- **Exercise requirements**
Find each line holding "mang" and copy it out.

- **The data**

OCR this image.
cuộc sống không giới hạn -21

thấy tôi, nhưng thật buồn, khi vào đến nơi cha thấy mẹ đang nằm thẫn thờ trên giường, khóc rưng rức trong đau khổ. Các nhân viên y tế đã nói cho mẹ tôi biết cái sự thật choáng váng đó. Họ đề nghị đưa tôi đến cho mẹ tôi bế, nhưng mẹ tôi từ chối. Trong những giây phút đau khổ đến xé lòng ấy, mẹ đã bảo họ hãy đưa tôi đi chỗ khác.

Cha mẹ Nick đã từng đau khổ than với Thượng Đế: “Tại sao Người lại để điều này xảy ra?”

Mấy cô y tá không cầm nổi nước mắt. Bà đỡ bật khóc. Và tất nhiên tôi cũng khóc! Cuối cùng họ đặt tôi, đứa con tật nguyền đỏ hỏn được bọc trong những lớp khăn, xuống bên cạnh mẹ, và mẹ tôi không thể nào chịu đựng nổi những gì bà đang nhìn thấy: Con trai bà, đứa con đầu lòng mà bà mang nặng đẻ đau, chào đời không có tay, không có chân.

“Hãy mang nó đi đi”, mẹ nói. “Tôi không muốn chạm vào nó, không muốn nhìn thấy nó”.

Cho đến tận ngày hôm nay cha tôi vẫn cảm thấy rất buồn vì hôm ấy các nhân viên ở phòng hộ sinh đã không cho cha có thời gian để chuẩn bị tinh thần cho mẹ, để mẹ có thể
---
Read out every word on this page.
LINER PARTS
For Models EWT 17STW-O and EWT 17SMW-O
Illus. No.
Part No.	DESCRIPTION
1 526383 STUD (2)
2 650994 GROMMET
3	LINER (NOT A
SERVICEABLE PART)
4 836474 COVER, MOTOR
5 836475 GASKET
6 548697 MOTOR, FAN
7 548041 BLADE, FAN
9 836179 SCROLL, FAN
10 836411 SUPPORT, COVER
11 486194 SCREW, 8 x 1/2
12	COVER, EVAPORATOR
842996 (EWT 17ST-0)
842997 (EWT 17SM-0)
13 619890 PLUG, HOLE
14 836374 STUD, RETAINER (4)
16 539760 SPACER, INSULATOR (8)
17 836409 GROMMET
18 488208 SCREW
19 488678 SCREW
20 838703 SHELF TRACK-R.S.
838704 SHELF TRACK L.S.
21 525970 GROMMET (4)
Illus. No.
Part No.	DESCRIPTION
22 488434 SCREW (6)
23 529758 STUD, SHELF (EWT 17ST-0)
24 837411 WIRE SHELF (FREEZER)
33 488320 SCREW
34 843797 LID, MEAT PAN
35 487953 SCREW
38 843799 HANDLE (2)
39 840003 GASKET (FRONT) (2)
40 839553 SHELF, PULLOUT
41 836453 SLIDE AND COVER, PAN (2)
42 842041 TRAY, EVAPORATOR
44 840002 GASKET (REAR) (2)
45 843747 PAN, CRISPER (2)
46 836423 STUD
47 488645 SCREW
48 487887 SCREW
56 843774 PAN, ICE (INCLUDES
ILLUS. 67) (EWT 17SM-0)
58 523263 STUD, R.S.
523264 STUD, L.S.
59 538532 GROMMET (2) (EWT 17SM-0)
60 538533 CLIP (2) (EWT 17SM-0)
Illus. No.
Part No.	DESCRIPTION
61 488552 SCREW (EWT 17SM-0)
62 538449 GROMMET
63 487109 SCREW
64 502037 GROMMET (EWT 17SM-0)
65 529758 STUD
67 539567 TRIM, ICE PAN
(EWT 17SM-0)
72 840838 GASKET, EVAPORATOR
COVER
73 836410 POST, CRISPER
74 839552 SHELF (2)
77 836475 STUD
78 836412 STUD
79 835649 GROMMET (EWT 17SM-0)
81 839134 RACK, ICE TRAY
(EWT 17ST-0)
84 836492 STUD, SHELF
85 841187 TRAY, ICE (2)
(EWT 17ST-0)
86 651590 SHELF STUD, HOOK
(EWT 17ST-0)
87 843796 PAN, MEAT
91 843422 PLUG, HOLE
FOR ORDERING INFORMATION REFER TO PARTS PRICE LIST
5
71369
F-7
* * *
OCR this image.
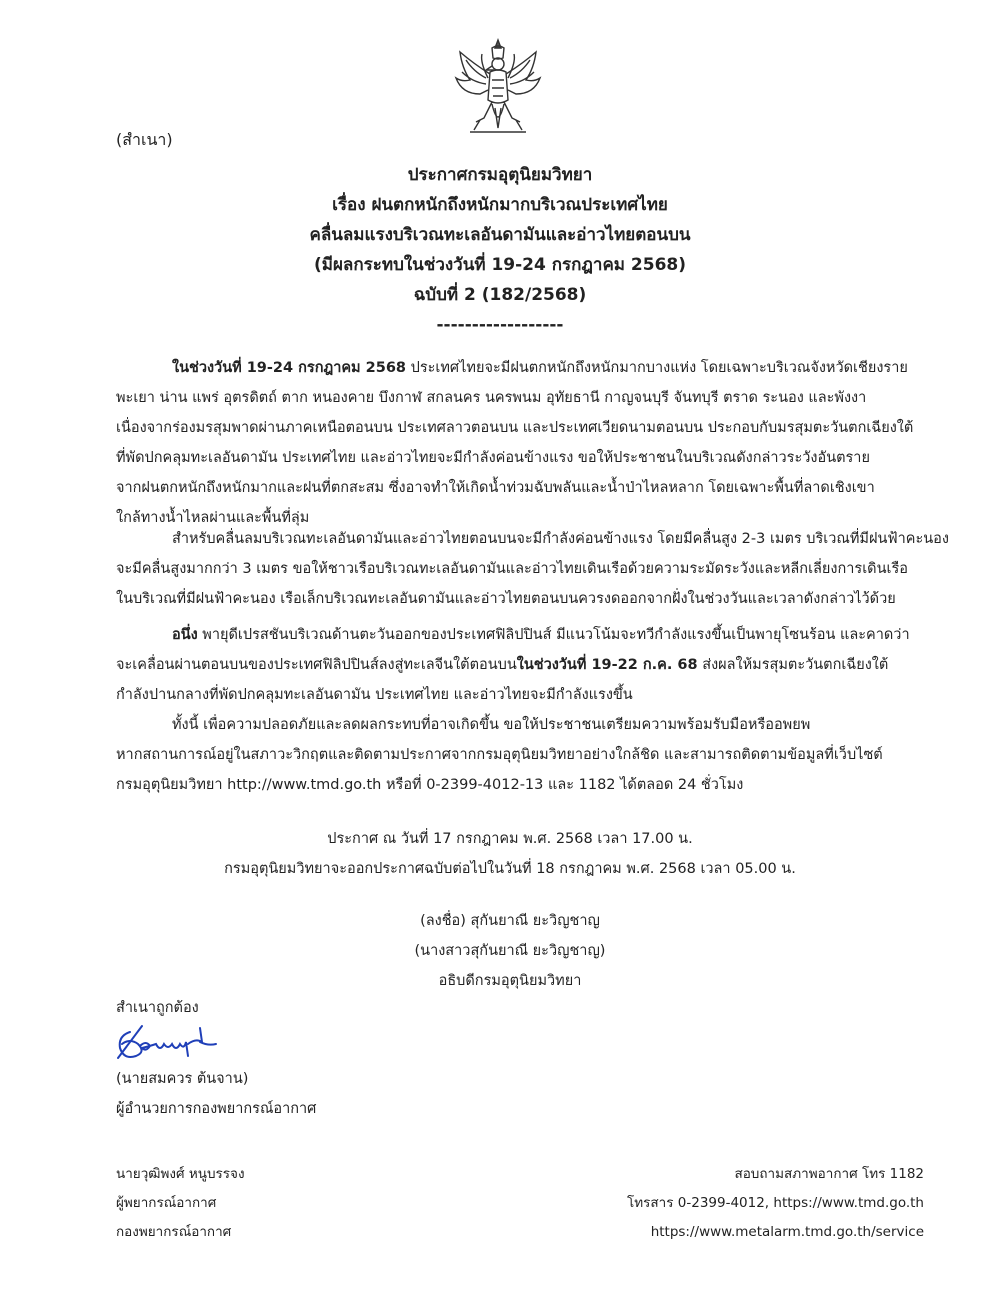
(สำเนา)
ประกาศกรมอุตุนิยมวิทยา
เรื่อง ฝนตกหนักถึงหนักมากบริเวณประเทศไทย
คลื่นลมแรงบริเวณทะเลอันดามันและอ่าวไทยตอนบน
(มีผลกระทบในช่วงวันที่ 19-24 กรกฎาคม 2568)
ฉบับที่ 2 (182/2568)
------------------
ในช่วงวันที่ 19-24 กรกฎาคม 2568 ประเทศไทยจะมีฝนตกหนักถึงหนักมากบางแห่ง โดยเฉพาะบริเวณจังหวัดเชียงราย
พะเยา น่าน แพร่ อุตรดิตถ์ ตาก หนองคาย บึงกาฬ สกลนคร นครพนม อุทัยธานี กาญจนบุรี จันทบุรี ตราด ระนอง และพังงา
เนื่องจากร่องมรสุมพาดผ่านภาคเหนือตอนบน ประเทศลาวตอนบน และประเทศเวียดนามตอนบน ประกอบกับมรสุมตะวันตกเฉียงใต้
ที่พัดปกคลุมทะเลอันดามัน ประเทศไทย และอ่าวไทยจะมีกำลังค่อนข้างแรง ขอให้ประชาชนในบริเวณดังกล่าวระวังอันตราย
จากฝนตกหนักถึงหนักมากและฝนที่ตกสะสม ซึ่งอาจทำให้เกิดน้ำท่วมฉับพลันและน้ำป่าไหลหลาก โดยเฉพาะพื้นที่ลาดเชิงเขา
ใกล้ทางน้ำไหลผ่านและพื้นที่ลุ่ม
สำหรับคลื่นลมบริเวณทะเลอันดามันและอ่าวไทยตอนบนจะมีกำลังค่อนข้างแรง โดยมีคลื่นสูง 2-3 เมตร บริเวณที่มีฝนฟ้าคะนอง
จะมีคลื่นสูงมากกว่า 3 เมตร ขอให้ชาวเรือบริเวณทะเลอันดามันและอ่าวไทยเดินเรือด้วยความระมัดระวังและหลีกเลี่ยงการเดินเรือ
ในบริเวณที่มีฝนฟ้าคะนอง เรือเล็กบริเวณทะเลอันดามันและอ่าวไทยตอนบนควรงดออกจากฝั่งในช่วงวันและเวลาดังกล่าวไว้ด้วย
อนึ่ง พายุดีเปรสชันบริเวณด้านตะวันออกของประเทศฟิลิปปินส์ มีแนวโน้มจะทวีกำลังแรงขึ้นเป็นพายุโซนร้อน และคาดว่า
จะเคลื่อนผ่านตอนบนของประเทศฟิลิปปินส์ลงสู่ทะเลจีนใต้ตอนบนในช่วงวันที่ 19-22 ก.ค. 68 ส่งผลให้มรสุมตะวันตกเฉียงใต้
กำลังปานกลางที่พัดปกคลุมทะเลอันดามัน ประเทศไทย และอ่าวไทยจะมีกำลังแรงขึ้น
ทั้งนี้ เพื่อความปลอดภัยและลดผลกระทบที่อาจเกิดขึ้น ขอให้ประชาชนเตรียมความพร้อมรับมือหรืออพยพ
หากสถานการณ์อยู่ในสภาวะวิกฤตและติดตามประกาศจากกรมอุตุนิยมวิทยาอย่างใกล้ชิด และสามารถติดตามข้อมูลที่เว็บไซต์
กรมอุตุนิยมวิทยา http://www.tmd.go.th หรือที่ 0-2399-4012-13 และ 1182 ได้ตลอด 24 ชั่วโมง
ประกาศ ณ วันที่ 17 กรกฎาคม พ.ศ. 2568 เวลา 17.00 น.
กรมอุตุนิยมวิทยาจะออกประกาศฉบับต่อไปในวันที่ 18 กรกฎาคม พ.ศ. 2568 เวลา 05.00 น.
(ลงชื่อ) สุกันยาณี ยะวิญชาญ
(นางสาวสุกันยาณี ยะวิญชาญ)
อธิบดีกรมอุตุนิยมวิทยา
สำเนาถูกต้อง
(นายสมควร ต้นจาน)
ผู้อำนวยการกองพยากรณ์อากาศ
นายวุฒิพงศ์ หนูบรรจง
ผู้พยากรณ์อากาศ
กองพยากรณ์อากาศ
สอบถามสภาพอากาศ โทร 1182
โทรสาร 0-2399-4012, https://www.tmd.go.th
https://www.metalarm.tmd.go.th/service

- **Solution below**
Mấy cô y tá không cầm nổi nước mắt. Bà đỡ bật khóc. Và tất nhiên tôi cũng khóc! Cuối cùng họ đặt tôi, đứa con tật nguyền đỏ hỏn được bọc trong những lớp khăn, xuống bên cạnh mẹ, và mẹ tôi không thể nào chịu đựng nổi những gì bà đang nhìn thấy: Con trai bà, đứa con đầu lòng mà bà mang nặng đẻ đau, chào đời không có tay, không có chân.
“Hãy mang nó đi đi”, mẹ nói. “Tôi không muốn chạm vào nó, không muốn nhìn thấy nó”.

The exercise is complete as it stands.